### SELECTED TEXT
....................

8

Could someone explain this behavior to me? I ran the following query on Postgres 9.3 running natively on OS X. I was trying to simulate some behavior where the index size could grow much larger than the table size, and instead found something even more bizarre.

CREATE TABLE test(id int);
CREATE INDEX test_idx ON test(id);

CREATE FUNCTION test_index(batch_size integer, total_batches integer) RETURNS void AS $$
DECLARE
  current_id integer := 1;
BEGIN
FOR i IN 1..total_batches LOOP
  INSERT INTO test VALUES (current_id);
  FOR j IN 1..batch_size LOOP
    UPDATE test SET id = current_id + 1 WHERE id = current_id;
    current_id := current_id + 1;
  END LOOP;
END LOOP;
END;
$$ LANGUAGE plpgsql;

SELECT test_index(500, 10000);

I let this run for about an hour on my local machine, before I started getting disk issue warnings from OS X. I noticed that Postgres was sucking up about 10MB/s from my local disk, and that the Postgres database was consuming a grand total of 30GB from my machine. I ended up cancelling the query. Regardless, Postgres did not return the disk space to me and I queried the database for usage statistics with the following result:

test=# SELECT nspname || '.' || relname AS "relation",
    pg_size_pretty(pg_relation_size(C.oid)) AS "size"
  FROM pg_class C
  LEFT JOIN pg_namespace N ON (N.oid = C.relnamespace)
  WHERE nspname NOT IN ('pg_catalog', 'information_schema')
  ORDER BY pg_relation_size(C.oid) DESC
  LIMIT 20;

           relation            |    size
-------------------------------+------------
 public.test                   | 17 GB
 public.test_idx               | 14 GB

However, selecting from the table yielded no results.

test=# select * from test limit 1;
 id
----
(0 rows)

Running 10000 batches of 500 is 5,000,000 rows, which should yield a pretty small table/index size (on the scale of MB). I suspect that Postgres is creating a new version of the table/index for each INSERT/UPDATE that's happening with function, but this seems strange. The entire function is run transactionally, and the table was empty to start.

Any thoughts on why I'm seeing this behavior?

Specifically, the two questions I have are: why has this space not yet been reclaimed by the database and the second is why did the database require this much space in the first place? 30GB seems like a lot even when accounting for MVCC

6
+150

Short version

Your algorithm looks O(n*m) on first glance, but effectively grows O(n * m^2), because all rows have the same ID. Instead of 5M rows, you are getting >1.25G rows

Long version

Your function is inside an implicit transaction. That's why you see no data after cancelling your query, and also why it needs to maintain distinct versions of the updated/inserted tuples for both loops.

....................

### GIVEN RECORDS
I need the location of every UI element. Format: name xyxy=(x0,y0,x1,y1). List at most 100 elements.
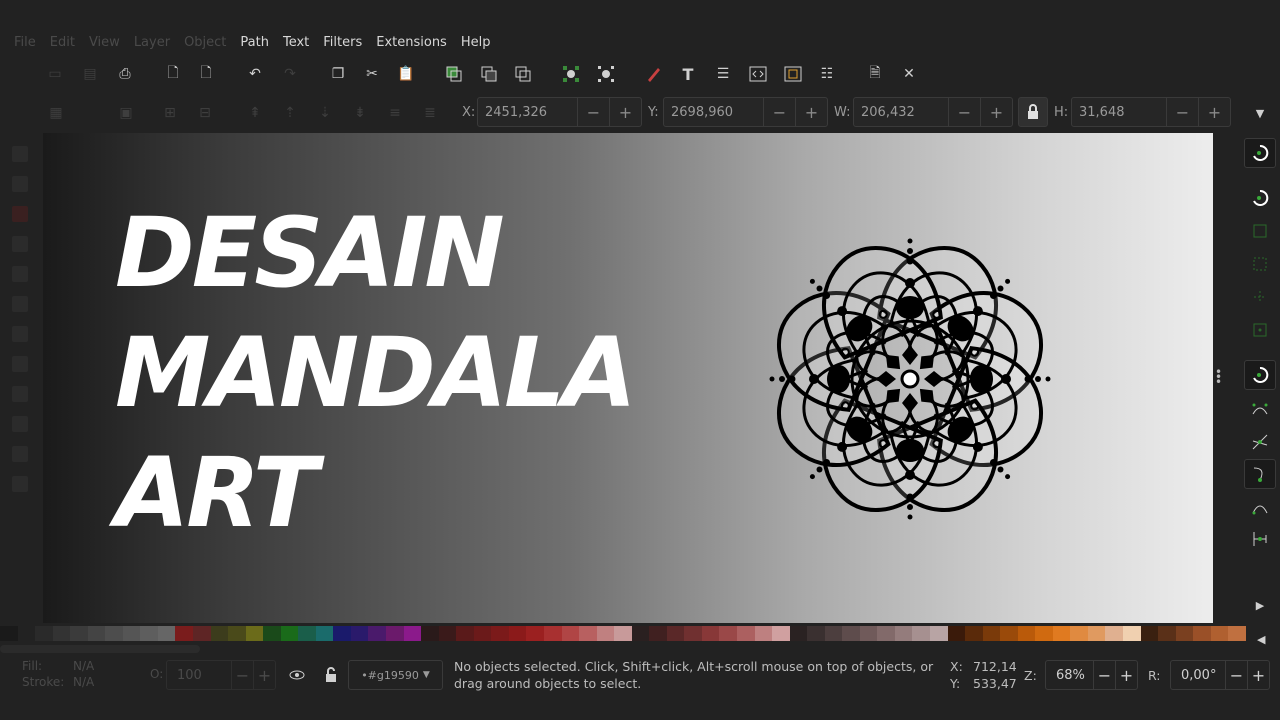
menu-file[interactable]: File xyxy=(14,35,36,50)
zoom-tool-icon[interactable] xyxy=(12,206,28,222)
undo-icon[interactable]: ↶ xyxy=(245,64,265,84)
color-swatch[interactable] xyxy=(579,626,597,641)
color-swatch[interactable] xyxy=(929,626,948,641)
color-swatch[interactable] xyxy=(1105,626,1123,641)
color-swatch[interactable] xyxy=(736,626,755,641)
w-value[interactable]: 206,432 xyxy=(854,105,948,120)
selector-tool-icon[interactable] xyxy=(12,146,28,162)
w-increment-button[interactable]: + xyxy=(980,98,1012,126)
color-swatch[interactable] xyxy=(614,626,632,641)
color-swatch[interactable] xyxy=(1070,626,1088,641)
text-tool-icon[interactable] xyxy=(12,386,28,402)
open-icon[interactable]: ▤ xyxy=(80,64,100,84)
preferences-tools-icon[interactable]: ✕ xyxy=(899,64,919,84)
flip-vertical-icon[interactable]: ⊟ xyxy=(195,103,215,123)
rotation-value[interactable]: 0,00° xyxy=(1171,668,1225,683)
color-swatch[interactable] xyxy=(491,626,509,641)
color-swatch[interactable] xyxy=(140,626,158,641)
raise-icon[interactable]: ⇡ xyxy=(280,103,300,123)
group-icon[interactable] xyxy=(561,64,581,84)
duplicate-icon[interactable] xyxy=(444,64,464,84)
color-swatch[interactable] xyxy=(1210,626,1229,641)
color-swatch[interactable] xyxy=(1035,626,1053,641)
h-value[interactable]: 31,648 xyxy=(1072,105,1166,120)
snap-nodes-button[interactable] xyxy=(1244,360,1276,390)
color-swatch[interactable] xyxy=(631,626,650,641)
x-increment-button[interactable]: + xyxy=(609,98,641,126)
color-swatch[interactable] xyxy=(193,626,211,641)
y-increment-button[interactable]: + xyxy=(795,98,827,126)
color-swatch[interactable] xyxy=(894,626,913,641)
color-swatch[interactable] xyxy=(1017,626,1036,641)
document-properties-icon[interactable] xyxy=(783,64,803,84)
color-swatch[interactable] xyxy=(70,626,88,641)
color-swatch[interactable] xyxy=(1228,626,1246,641)
menu-help[interactable]: Help xyxy=(461,35,491,50)
fill-stroke-icon[interactable] xyxy=(644,64,664,84)
text-font-icon[interactable]: T xyxy=(678,64,698,84)
pen-tool-icon[interactable] xyxy=(12,356,28,372)
color-swatch[interactable] xyxy=(1000,626,1018,641)
zoom-out-button[interactable]: − xyxy=(1093,661,1115,689)
zoom-spinbox[interactable]: 68% − + xyxy=(1045,660,1138,690)
zoom-value[interactable]: 68% xyxy=(1046,668,1093,683)
color-swatch[interactable] xyxy=(122,626,141,641)
color-swatch[interactable] xyxy=(315,626,334,641)
fill-value[interactable]: N/A xyxy=(73,659,94,673)
color-swatch[interactable] xyxy=(52,626,71,641)
snap-bbox-button[interactable] xyxy=(1244,183,1276,213)
color-swatch[interactable] xyxy=(0,626,18,641)
snap-midpoints-button[interactable] xyxy=(1244,524,1276,554)
color-swatch[interactable] xyxy=(245,626,264,641)
color-swatch[interactable] xyxy=(701,626,720,641)
snap-bbox-corner-button[interactable] xyxy=(1244,249,1276,279)
color-swatch[interactable] xyxy=(1158,626,1176,641)
color-swatch[interactable] xyxy=(912,626,930,641)
color-swatch[interactable] xyxy=(789,626,808,641)
color-swatch[interactable] xyxy=(543,626,562,641)
cut-icon[interactable]: ✂ xyxy=(362,64,382,84)
bucket-tool-icon[interactable] xyxy=(12,476,28,492)
color-swatch[interactable] xyxy=(280,626,299,641)
select-all-icon[interactable]: ▦ xyxy=(46,103,66,123)
color-swatch[interactable] xyxy=(596,626,615,641)
rotation-spinbox[interactable]: 0,00° − + xyxy=(1170,660,1270,690)
paste-icon[interactable]: 📋 xyxy=(396,64,416,84)
color-swatch[interactable] xyxy=(947,626,966,641)
preferences-doc-icon[interactable]: 🗎 xyxy=(865,64,885,84)
rotate-icon[interactable]: ▣ xyxy=(116,103,136,123)
flip-icon[interactable]: ⊞ xyxy=(160,103,180,123)
import-icon[interactable]: 🗋 xyxy=(163,64,183,84)
copy-icon[interactable]: ❐ xyxy=(328,64,348,84)
pencil-tool-icon[interactable] xyxy=(12,326,28,342)
color-swatch[interactable] xyxy=(473,626,492,641)
menu-view[interactable]: View xyxy=(89,35,120,50)
opacity-decrement[interactable]: − xyxy=(231,661,253,689)
color-swatch[interactable] xyxy=(649,626,667,641)
align-icon[interactable]: ≡ xyxy=(385,103,405,123)
y-spinbox[interactable]: 2698,960 − + xyxy=(663,97,828,127)
opacity-value[interactable]: 100 xyxy=(167,668,231,683)
color-swatch[interactable] xyxy=(1087,626,1106,641)
layer-selector[interactable]: •#g19590 ▼ xyxy=(348,660,443,690)
color-swatch[interactable] xyxy=(965,626,983,641)
color-swatch[interactable] xyxy=(859,626,878,641)
color-swatch[interactable] xyxy=(754,626,773,641)
menu-layer[interactable]: Layer xyxy=(134,35,170,50)
snap-bbox-center-button[interactable] xyxy=(1244,315,1276,345)
h-spinbox[interactable]: 31,648 − + xyxy=(1071,97,1231,127)
gradient-tool-icon[interactable] xyxy=(12,416,28,432)
color-swatch[interactable] xyxy=(105,626,123,641)
color-swatch[interactable] xyxy=(1140,626,1159,641)
snap-toggle-button[interactable] xyxy=(1244,138,1276,168)
menu-path[interactable]: Path xyxy=(240,35,269,50)
lower-icon[interactable]: ⇣ xyxy=(315,103,335,123)
rotate-cw-button[interactable]: + xyxy=(1247,661,1269,689)
export-icon[interactable]: 🗋 xyxy=(196,64,216,84)
color-swatch[interactable] xyxy=(210,626,229,641)
panel-handle-icon[interactable]: • • • xyxy=(1215,366,1222,388)
unlock-icon[interactable] xyxy=(321,665,341,685)
horizontal-scrollbar[interactable] xyxy=(0,645,200,653)
opacity-spinbox[interactable]: 100 − + xyxy=(166,660,276,690)
color-swatch[interactable] xyxy=(719,626,737,641)
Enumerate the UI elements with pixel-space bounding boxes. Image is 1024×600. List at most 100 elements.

....................

### PROBLEMS AND TASKS
#1 Answer from the Postgres thread:
(a) Which Postgres version was the query run on?
(b) What size does the usage query report for public.test_idx?
(c) According to the short version of the reply, roughly how many rows are produced instead of 5M?
#2 In the listing, edit everything from the line containing "menu-file[interactable]: File xyxy=(14,35,36,50)" down to the line containing "color-swatch[interactable] xyxy=(736,626,755,641)" by replacing "color-swatch" with "palette-swatch" and leaving everything else unchanged. Return only those lines.
The Postgres thread and the listing are unrelated material.

### ANSWERS PROVIDED
#1
(a) Postgres 9.3
(b) 14 GB
(c) More than 1.25G rows

#2
menu-file[interactable]: File xyxy=(14,35,36,50)
zoom-tool-icon[interactable] xyxy=(12,206,28,222)
undo-icon[interactable]: ↶ xyxy=(245,64,265,84)
palette-swatch[interactable] xyxy=(579,626,597,641)
palette-swatch[interactable] xyxy=(929,626,948,641)
palette-swatch[interactable] xyxy=(1105,626,1123,641)
palette-swatch[interactable] xyxy=(736,626,755,641)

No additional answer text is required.